## GIVEN INSTRUCTION
All of the data that follows should be retyped exactly, please, except the pictures.

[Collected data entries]
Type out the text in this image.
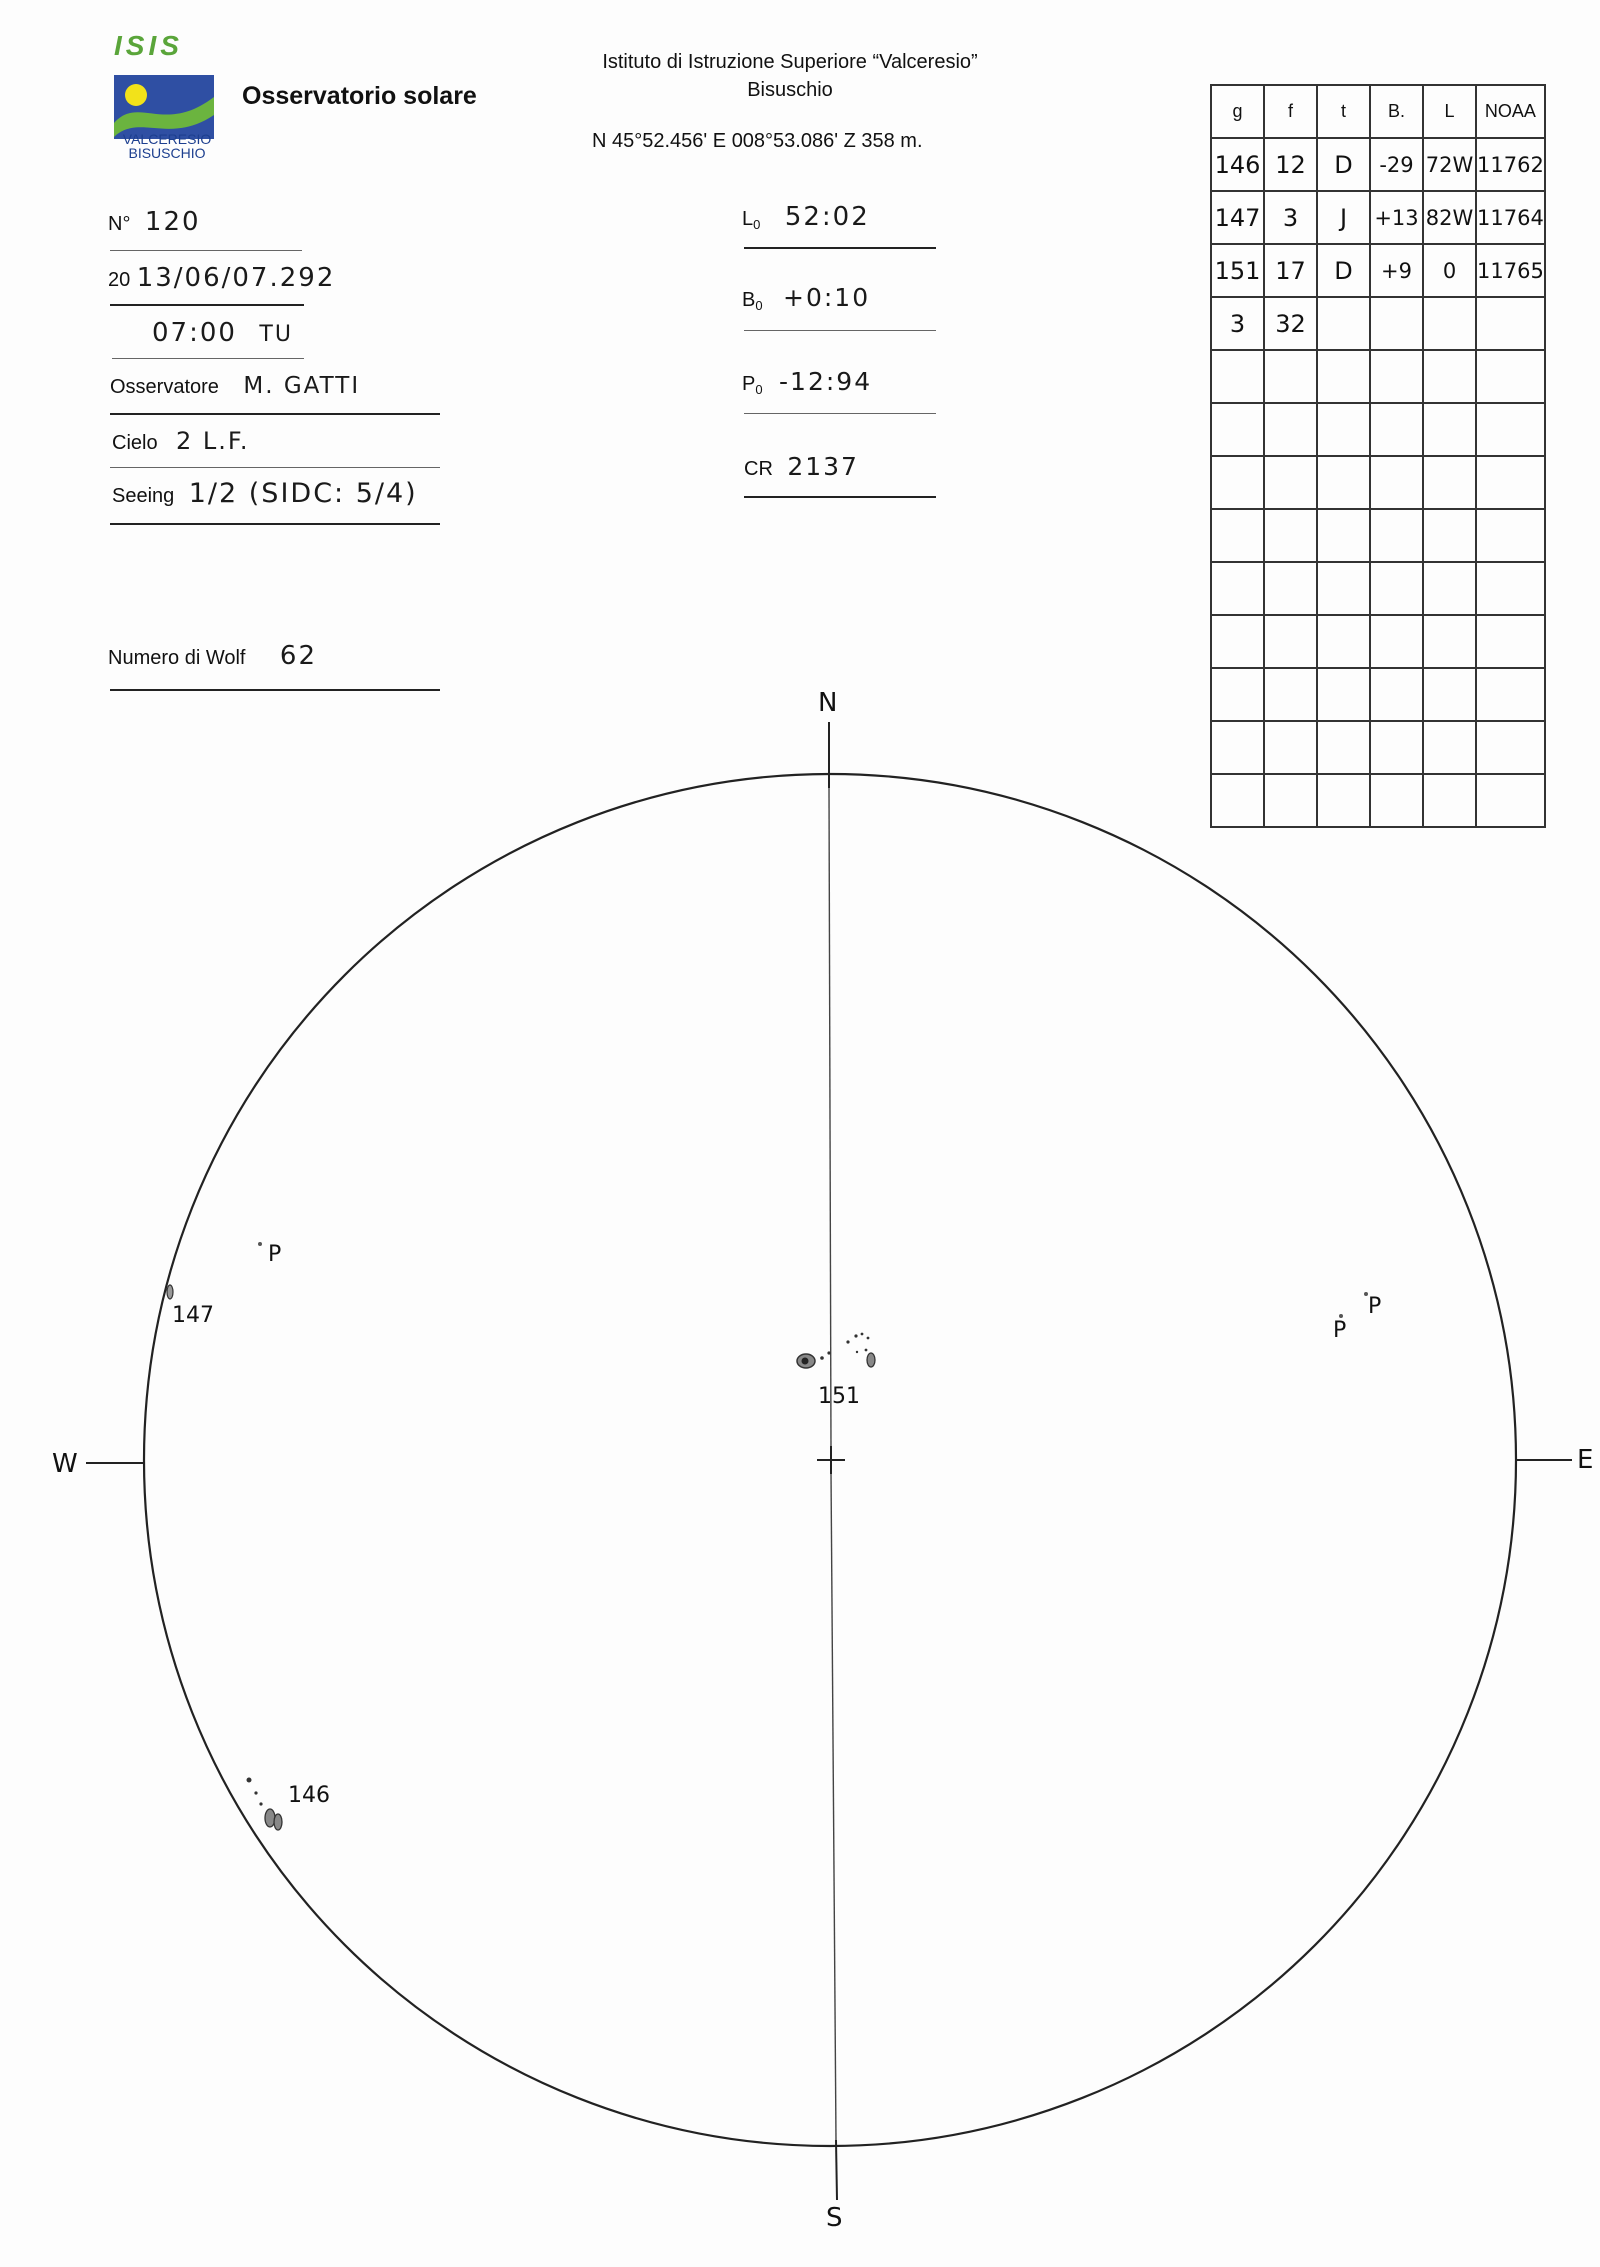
ISIS
VALCERESIO
BISUSCHIO
Osservatorio solare
Istituto di Istruzione Superiore “Valceresio”
Bisuschio
N 45°52.456' E 008°53.086' Z 358 m.
N° 120
20 13/06/07.292
07:00 TU
Osservatore M. GATTI
Cielo 2 L.F.
Seeing 1/2 (SIDC: 5/4)
Numero di Wolf 62
$L_0$ 52:02
$B_0$ +0:10
$P_0$ -12:94
CR 2137
g	f	t	B.	L	NOAA
146	12	D	-29	72W	11762
147	3	J	+13	82W	11764
151	17	D	+9	0	11765
3	32				

N
S
W	E
147
151
146
P
P
P
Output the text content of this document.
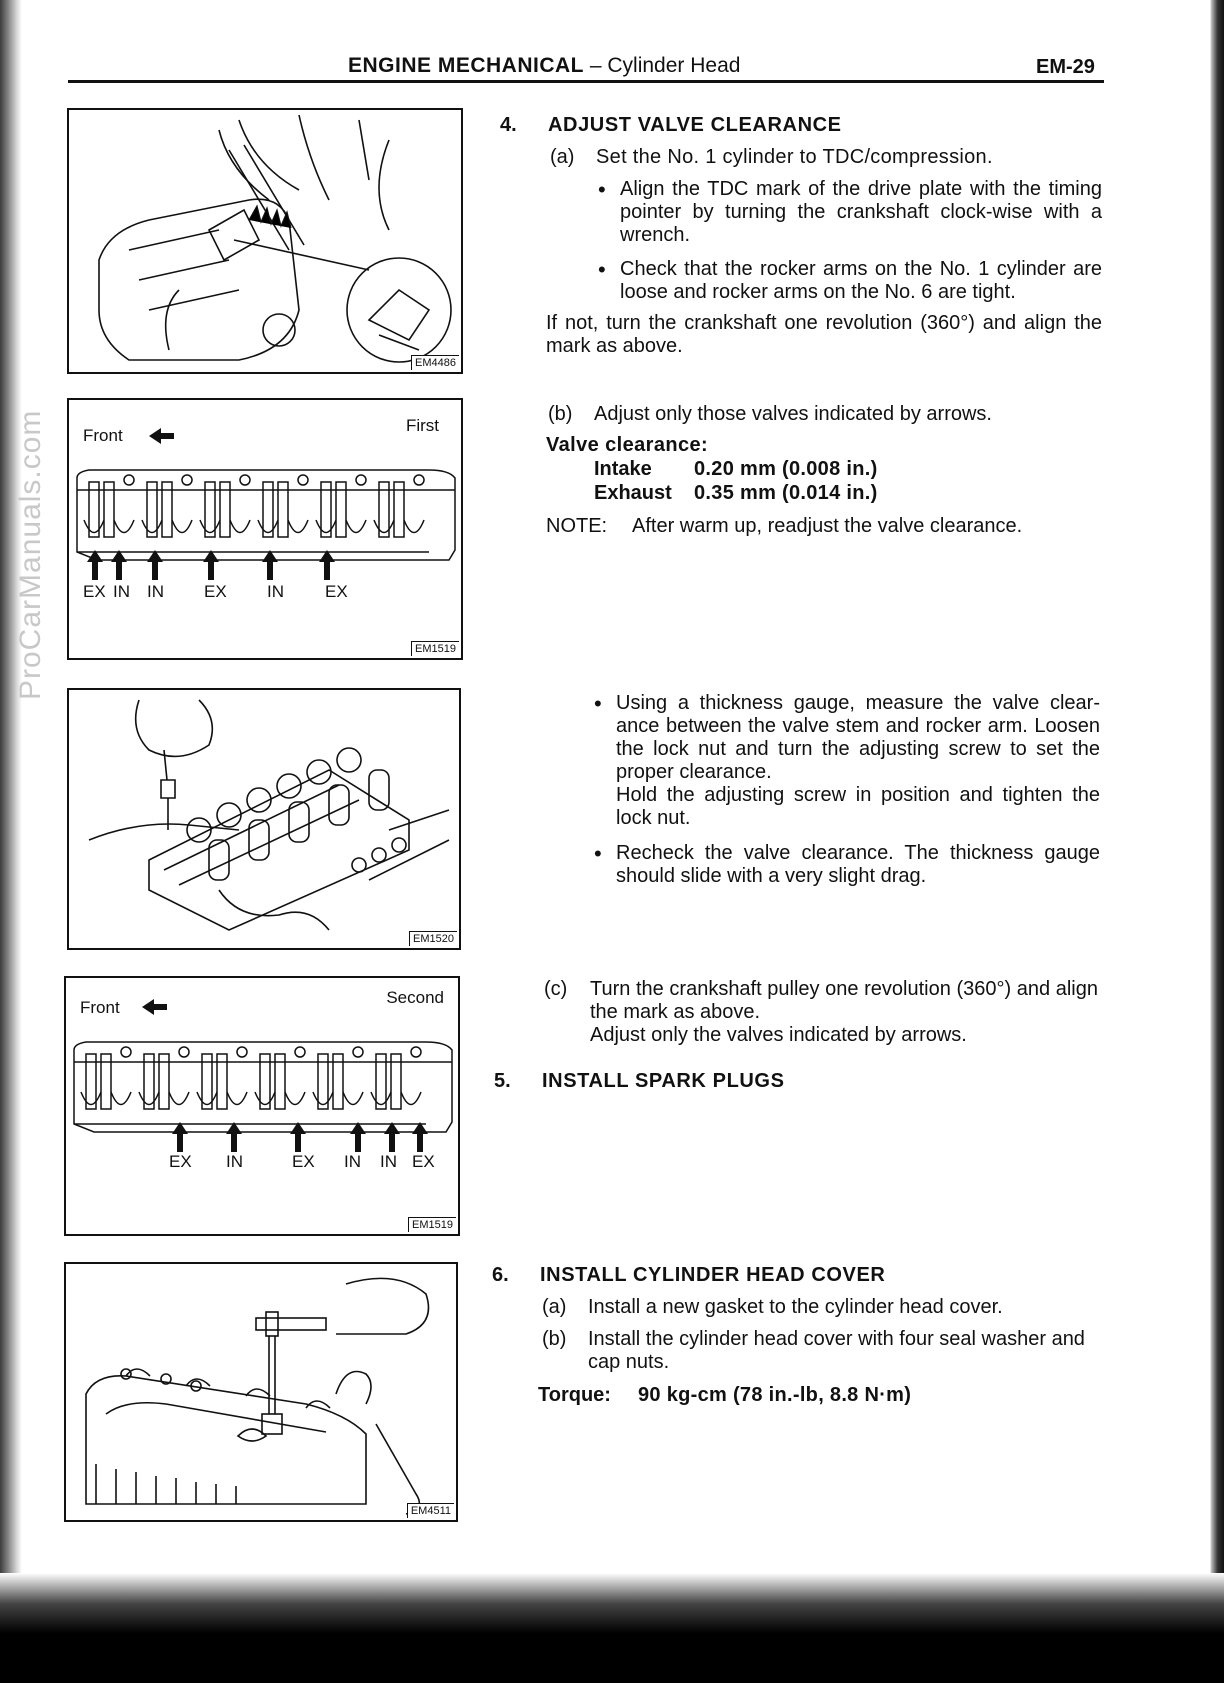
ProCarManuals.com
ENGINE MECHANICAL – Cylinder Head	EM-29
EM4486
Front
First
EX IN IN EX IN EX
EM1519
EM1520
Front
Second
EX IN	EX IN IN EX
EM1519
EM4511
4. ADJUST VALVE CLEARANCE
(a) Set the No. 1 cylinder to TDC/compression.
• Align the TDC mark of the drive plate with the timing pointer by turning the crankshaft clock-wise with a wrench.
• Check that the rocker arms on the No. 1 cylinder are loose and rocker arms on the No. 6 are tight.
If not, turn the crankshaft one revolution (360°) and align the mark as above.
(b) Adjust only those valves indicated by arrows.
Valve clearance:
Intake 0.20 mm (0.008 in.)
Exhaust 0.35 mm (0.014 in.)
NOTE: After warm up, readjust the valve clearance.
• Using a thickness gauge, measure the valve clear-ance between the valve stem and rocker arm. Loosen the lock nut and turn the adjusting screw to set the proper clearance.
Hold the adjusting screw in position and tighten the lock nut.
• Recheck the valve clearance. The thickness gauge should slide with a very slight drag.
(c) Turn the crankshaft pulley one revolution (360°) and align the mark as above.
Adjust only the valves indicated by arrows.
5. INSTALL SPARK PLUGS
6. INSTALL CYLINDER HEAD COVER
(a) Install a new gasket to the cylinder head cover.
(b) Install the cylinder head cover with four seal washer and cap nuts.
Torque: 90 kg-cm (78 in.-lb, 8.8 N·m)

## SOLUTION FOR THIS PROBLEM
Type out the text in this image.
ISIS
VALCERESIO
BISUSCHIO
Osservatorio solare
Istituto di Istruzione Superiore “Valceresio”
Bisuschio
N 45°52.456' E 008°53.086' Z 358 m.
N° 120
20 13/06/07.292
07:00 TU
Osservatore M. GATTI
Cielo 2 L.F.
Seeing 1/2 (SIDC: 5/4)
Numero di Wolf 62
$L_0$ 52:02
$B_0$ +0:10
$P_0$ -12:94
CR 2137
g	f	t	B.	L	NOAA
146	12	D	-29	72W	11762
147	3	J	+13	82W	11764
151	17	D	+9	0	11765
3	32				

N
S
W	E
147
151
146
P
P
P
Output the text content of this document.
ProCarManuals.com
ENGINE MECHANICAL – Cylinder Head	EM-29
EM4486
Front
First
EX IN IN EX IN EX
EM1519
EM1520
Front
Second
EX IN	EX IN IN EX
EM1519
EM4511
4. ADJUST VALVE CLEARANCE
(a) Set the No. 1 cylinder to TDC/compression.
• Align the TDC mark of the drive plate with the timing pointer by turning the crankshaft clock-wise with a wrench.
• Check that the rocker arms on the No. 1 cylinder are loose and rocker arms on the No. 6 are tight.
If not, turn the crankshaft one revolution (360°) and align the mark as above.
(b) Adjust only those valves indicated by arrows.
Valve clearance:
Intake 0.20 mm (0.008 in.)
Exhaust 0.35 mm (0.014 in.)
NOTE: After warm up, readjust the valve clearance.
• Using a thickness gauge, measure the valve clear-ance between the valve stem and rocker arm. Loosen the lock nut and turn the adjusting screw to set the proper clearance.
Hold the adjusting screw in position and tighten the lock nut.
• Recheck the valve clearance. The thickness gauge should slide with a very slight drag.
(c) Turn the crankshaft pulley one revolution (360°) and align the mark as above.
Adjust only the valves indicated by arrows.
5. INSTALL SPARK PLUGS
6. INSTALL CYLINDER HEAD COVER
(a) Install a new gasket to the cylinder head cover.
(b) Install the cylinder head cover with four seal washer and cap nuts.
Torque: 90 kg-cm (78 in.-lb, 8.8 N·m)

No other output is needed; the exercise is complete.